(PROBLEM DETAILS)
Count how many lines in this material contain "label". The answer is that number alone.

/---

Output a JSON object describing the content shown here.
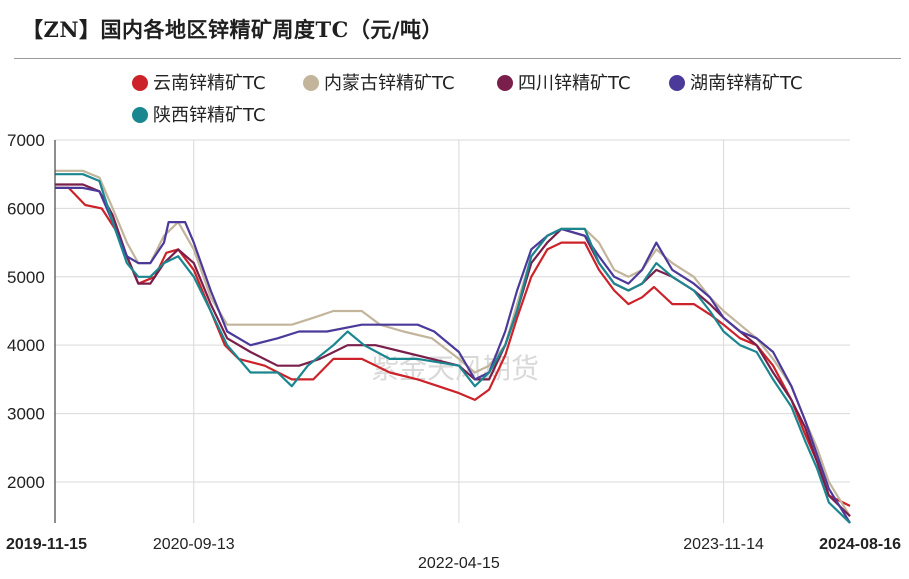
{
  "chart_data": {
    "type": "line",
    "title": "【ZN】国内各地区锌精矿周度TC（元/吨）",
    "watermark": "紫金天风期货",
    "ylim": [
      1400,
      7000
    ],
    "yticks": [
      2000,
      3000,
      4000,
      5000,
      6000,
      7000
    ],
    "xlim": [
      "2019-11-15",
      "2024-08-16"
    ],
    "xticks": [
      {
        "label": "2019-11-15",
        "date": "2019-11-15",
        "bold": true,
        "row": 1,
        "align": "start"
      },
      {
        "label": "2020-09-13",
        "date": "2020-09-13",
        "bold": false,
        "row": 1,
        "align": "middle"
      },
      {
        "label": "2022-04-15",
        "date": "2022-04-15",
        "bold": false,
        "row": 2,
        "align": "middle"
      },
      {
        "label": "2023-11-14",
        "date": "2023-11-14",
        "bold": false,
        "row": 1,
        "align": "middle"
      },
      {
        "label": "2024-08-16",
        "date": "2024-08-16",
        "bold": true,
        "row": 1,
        "align": "end"
      }
    ],
    "vgrid_dates": [
      "2020-09-13",
      "2022-04-15",
      "2023-11-14"
    ],
    "series": [
      {
        "name": "云南锌精矿TC",
        "color": "#cc2229",
        "points": [
          [
            "2019-11-15",
            6300
          ],
          [
            "2019-12-15",
            6300
          ],
          [
            "2020-01-20",
            6050
          ],
          [
            "2020-02-25",
            6000
          ],
          [
            "2020-03-25",
            5700
          ],
          [
            "2020-04-20",
            5300
          ],
          [
            "2020-05-15",
            4900
          ],
          [
            "2020-06-20",
            5000
          ],
          [
            "2020-07-15",
            5350
          ],
          [
            "2020-08-10",
            5400
          ],
          [
            "2020-09-13",
            5100
          ],
          [
            "2020-10-20",
            4500
          ],
          [
            "2020-11-20",
            4000
          ],
          [
            "2020-12-20",
            3800
          ],
          [
            "2021-02-15",
            3700
          ],
          [
            "2021-04-15",
            3500
          ],
          [
            "2021-06-01",
            3500
          ],
          [
            "2021-07-15",
            3800
          ],
          [
            "2021-09-15",
            3800
          ],
          [
            "2021-11-15",
            3600
          ],
          [
            "2022-01-15",
            3500
          ],
          [
            "2022-03-01",
            3400
          ],
          [
            "2022-04-15",
            3300
          ],
          [
            "2022-05-20",
            3200
          ],
          [
            "2022-06-20",
            3350
          ],
          [
            "2022-07-25",
            3850
          ],
          [
            "2022-08-20",
            4400
          ],
          [
            "2022-09-20",
            5000
          ],
          [
            "2022-10-25",
            5400
          ],
          [
            "2022-11-25",
            5500
          ],
          [
            "2023-01-15",
            5500
          ],
          [
            "2023-02-15",
            5100
          ],
          [
            "2023-03-20",
            4800
          ],
          [
            "2023-04-20",
            4600
          ],
          [
            "2023-05-20",
            4700
          ],
          [
            "2023-06-15",
            4850
          ],
          [
            "2023-07-25",
            4600
          ],
          [
            "2023-09-10",
            4600
          ],
          [
            "2023-10-15",
            4450
          ],
          [
            "2023-11-14",
            4300
          ],
          [
            "2023-12-20",
            4100
          ],
          [
            "2024-01-25",
            4000
          ],
          [
            "2024-03-01",
            3700
          ],
          [
            "2024-04-10",
            3200
          ],
          [
            "2024-05-10",
            2700
          ],
          [
            "2024-06-05",
            2300
          ],
          [
            "2024-07-01",
            1800
          ],
          [
            "2024-08-16",
            1650
          ]
        ]
      },
      {
        "name": "内蒙古锌精矿TC",
        "color": "#c2b59b",
        "points": [
          [
            "2019-11-15",
            6550
          ],
          [
            "2020-01-15",
            6550
          ],
          [
            "2020-02-20",
            6450
          ],
          [
            "2020-03-20",
            6000
          ],
          [
            "2020-04-20",
            5500
          ],
          [
            "2020-05-15",
            5200
          ],
          [
            "2020-06-10",
            5200
          ],
          [
            "2020-07-10",
            5600
          ],
          [
            "2020-08-10",
            5800
          ],
          [
            "2020-09-13",
            5400
          ],
          [
            "2020-10-20",
            4700
          ],
          [
            "2020-11-25",
            4300
          ],
          [
            "2021-02-15",
            4300
          ],
          [
            "2021-04-15",
            4300
          ],
          [
            "2021-06-01",
            4400
          ],
          [
            "2021-07-15",
            4500
          ],
          [
            "2021-09-15",
            4500
          ],
          [
            "2021-10-25",
            4300
          ],
          [
            "2021-12-15",
            4200
          ],
          [
            "2022-02-15",
            4100
          ],
          [
            "2022-04-15",
            3800
          ],
          [
            "2022-05-20",
            3600
          ],
          [
            "2022-06-20",
            3700
          ],
          [
            "2022-07-25",
            4000
          ],
          [
            "2022-08-20",
            4600
          ],
          [
            "2022-09-20",
            5300
          ],
          [
            "2022-10-25",
            5600
          ],
          [
            "2022-11-25",
            5700
          ],
          [
            "2023-01-15",
            5700
          ],
          [
            "2023-02-15",
            5500
          ],
          [
            "2023-03-20",
            5100
          ],
          [
            "2023-04-20",
            5000
          ],
          [
            "2023-05-20",
            5100
          ],
          [
            "2023-06-20",
            5400
          ],
          [
            "2023-07-25",
            5200
          ],
          [
            "2023-09-10",
            5000
          ],
          [
            "2023-10-15",
            4700
          ],
          [
            "2023-11-14",
            4500
          ],
          [
            "2023-12-20",
            4300
          ],
          [
            "2024-01-25",
            4100
          ],
          [
            "2024-03-01",
            3800
          ],
          [
            "2024-04-10",
            3400
          ],
          [
            "2024-05-10",
            2900
          ],
          [
            "2024-06-05",
            2500
          ],
          [
            "2024-07-01",
            2000
          ],
          [
            "2024-08-16",
            1500
          ]
        ]
      },
      {
        "name": "四川锌精矿TC",
        "color": "#7a1f4b",
        "points": [
          [
            "2019-11-15",
            6350
          ],
          [
            "2020-01-15",
            6350
          ],
          [
            "2020-02-20",
            6250
          ],
          [
            "2020-03-20",
            5900
          ],
          [
            "2020-04-20",
            5300
          ],
          [
            "2020-05-15",
            4900
          ],
          [
            "2020-06-10",
            4900
          ],
          [
            "2020-07-10",
            5200
          ],
          [
            "2020-08-10",
            5400
          ],
          [
            "2020-09-13",
            5200
          ],
          [
            "2020-10-20",
            4600
          ],
          [
            "2020-11-25",
            4100
          ],
          [
            "2021-01-15",
            3900
          ],
          [
            "2021-03-15",
            3700
          ],
          [
            "2021-05-01",
            3700
          ],
          [
            "2021-06-15",
            3800
          ],
          [
            "2021-08-15",
            4000
          ],
          [
            "2021-10-15",
            4000
          ],
          [
            "2021-12-15",
            3900
          ],
          [
            "2022-02-15",
            3800
          ],
          [
            "2022-04-15",
            3700
          ],
          [
            "2022-05-20",
            3500
          ],
          [
            "2022-06-20",
            3500
          ],
          [
            "2022-07-25",
            4000
          ],
          [
            "2022-08-20",
            4500
          ],
          [
            "2022-09-20",
            5200
          ],
          [
            "2022-10-25",
            5500
          ],
          [
            "2022-11-25",
            5700
          ],
          [
            "2023-01-15",
            5600
          ],
          [
            "2023-02-15",
            5200
          ],
          [
            "2023-03-20",
            4900
          ],
          [
            "2023-04-20",
            4800
          ],
          [
            "2023-05-20",
            4900
          ],
          [
            "2023-06-20",
            5100
          ],
          [
            "2023-07-25",
            5000
          ],
          [
            "2023-09-10",
            4800
          ],
          [
            "2023-10-15",
            4600
          ],
          [
            "2023-11-14",
            4400
          ],
          [
            "2023-12-20",
            4200
          ],
          [
            "2024-01-25",
            4000
          ],
          [
            "2024-03-01",
            3600
          ],
          [
            "2024-04-10",
            3200
          ],
          [
            "2024-05-10",
            2800
          ],
          [
            "2024-06-05",
            2300
          ],
          [
            "2024-07-01",
            1800
          ],
          [
            "2024-08-16",
            1500
          ]
        ]
      },
      {
        "name": "湖南锌精矿TC",
        "color": "#4b3a9a",
        "points": [
          [
            "2019-11-15",
            6300
          ],
          [
            "2020-01-15",
            6300
          ],
          [
            "2020-02-20",
            6250
          ],
          [
            "2020-03-20",
            5800
          ],
          [
            "2020-04-20",
            5300
          ],
          [
            "2020-05-15",
            5200
          ],
          [
            "2020-06-10",
            5200
          ],
          [
            "2020-07-10",
            5500
          ],
          [
            "2020-07-20",
            5800
          ],
          [
            "2020-08-25",
            5800
          ],
          [
            "2020-09-13",
            5500
          ],
          [
            "2020-10-20",
            4800
          ],
          [
            "2020-11-25",
            4200
          ],
          [
            "2021-01-15",
            4000
          ],
          [
            "2021-03-15",
            4100
          ],
          [
            "2021-05-01",
            4200
          ],
          [
            "2021-07-01",
            4200
          ],
          [
            "2021-09-15",
            4300
          ],
          [
            "2021-11-15",
            4300
          ],
          [
            "2022-01-15",
            4300
          ],
          [
            "2022-02-20",
            4200
          ],
          [
            "2022-04-15",
            3900
          ],
          [
            "2022-05-20",
            3500
          ],
          [
            "2022-06-20",
            3600
          ],
          [
            "2022-07-25",
            4200
          ],
          [
            "2022-08-20",
            4800
          ],
          [
            "2022-09-20",
            5400
          ],
          [
            "2022-10-25",
            5600
          ],
          [
            "2022-11-25",
            5700
          ],
          [
            "2023-01-15",
            5600
          ],
          [
            "2023-02-15",
            5300
          ],
          [
            "2023-03-20",
            5000
          ],
          [
            "2023-04-20",
            4900
          ],
          [
            "2023-05-20",
            5100
          ],
          [
            "2023-06-20",
            5500
          ],
          [
            "2023-07-25",
            5100
          ],
          [
            "2023-09-10",
            4900
          ],
          [
            "2023-10-15",
            4700
          ],
          [
            "2023-11-14",
            4400
          ],
          [
            "2023-12-20",
            4200
          ],
          [
            "2024-01-25",
            4100
          ],
          [
            "2024-03-01",
            3900
          ],
          [
            "2024-04-10",
            3400
          ],
          [
            "2024-05-10",
            2900
          ],
          [
            "2024-06-05",
            2400
          ],
          [
            "2024-07-01",
            1900
          ],
          [
            "2024-08-16",
            1400
          ]
        ]
      },
      {
        "name": "陕西锌精矿TC",
        "color": "#1a868f",
        "points": [
          [
            "2019-11-15",
            6500
          ],
          [
            "2020-01-15",
            6500
          ],
          [
            "2020-02-20",
            6400
          ],
          [
            "2020-03-20",
            5800
          ],
          [
            "2020-04-20",
            5200
          ],
          [
            "2020-05-15",
            5000
          ],
          [
            "2020-06-10",
            5000
          ],
          [
            "2020-07-10",
            5200
          ],
          [
            "2020-08-10",
            5300
          ],
          [
            "2020-09-13",
            5000
          ],
          [
            "2020-10-20",
            4500
          ],
          [
            "2020-11-25",
            4000
          ],
          [
            "2021-01-15",
            3600
          ],
          [
            "2021-03-15",
            3600
          ],
          [
            "2021-04-15",
            3400
          ],
          [
            "2021-05-20",
            3700
          ],
          [
            "2021-07-15",
            4000
          ],
          [
            "2021-08-15",
            4200
          ],
          [
            "2021-09-20",
            4000
          ],
          [
            "2021-11-15",
            3800
          ],
          [
            "2022-01-15",
            3800
          ],
          [
            "2022-04-15",
            3700
          ],
          [
            "2022-05-20",
            3400
          ],
          [
            "2022-06-20",
            3600
          ],
          [
            "2022-07-25",
            4000
          ],
          [
            "2022-08-20",
            4500
          ],
          [
            "2022-09-20",
            5300
          ],
          [
            "2022-10-25",
            5600
          ],
          [
            "2022-11-25",
            5700
          ],
          [
            "2023-01-15",
            5700
          ],
          [
            "2023-02-15",
            5200
          ],
          [
            "2023-03-20",
            4900
          ],
          [
            "2023-04-20",
            4800
          ],
          [
            "2023-05-20",
            4900
          ],
          [
            "2023-06-20",
            5200
          ],
          [
            "2023-07-25",
            5000
          ],
          [
            "2023-09-10",
            4800
          ],
          [
            "2023-10-15",
            4500
          ],
          [
            "2023-11-14",
            4200
          ],
          [
            "2023-12-20",
            4000
          ],
          [
            "2024-01-25",
            3900
          ],
          [
            "2024-03-01",
            3500
          ],
          [
            "2024-04-10",
            3100
          ],
          [
            "2024-05-10",
            2600
          ],
          [
            "2024-06-05",
            2200
          ],
          [
            "2024-07-01",
            1700
          ],
          [
            "2024-08-16",
            1400
          ]
        ]
      }
    ]
  }
}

\---

(TASK OUTPUT)
5